◆ Objective: Examine the material below. Gather every line in which the string "headline" appears.

★ ★ ★ ★ ★ ★ ★

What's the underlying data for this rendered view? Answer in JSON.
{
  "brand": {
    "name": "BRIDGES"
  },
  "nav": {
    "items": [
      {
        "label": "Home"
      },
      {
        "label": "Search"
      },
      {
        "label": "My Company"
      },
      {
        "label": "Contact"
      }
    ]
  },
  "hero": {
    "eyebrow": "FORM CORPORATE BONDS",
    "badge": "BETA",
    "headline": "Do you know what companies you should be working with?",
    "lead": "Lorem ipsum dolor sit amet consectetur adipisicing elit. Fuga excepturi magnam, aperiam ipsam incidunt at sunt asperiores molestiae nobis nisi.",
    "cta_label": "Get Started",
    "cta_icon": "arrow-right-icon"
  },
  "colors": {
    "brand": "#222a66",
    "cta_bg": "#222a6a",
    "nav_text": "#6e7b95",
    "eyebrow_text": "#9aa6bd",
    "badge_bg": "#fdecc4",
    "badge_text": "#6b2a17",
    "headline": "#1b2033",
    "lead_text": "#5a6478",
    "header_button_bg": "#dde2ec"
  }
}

★ ★ ★ ★ ★ ★ ★

◆ Problem solution:
    "headline": "Do you know what companies you should be working with?",
    "headline": "#1b2033",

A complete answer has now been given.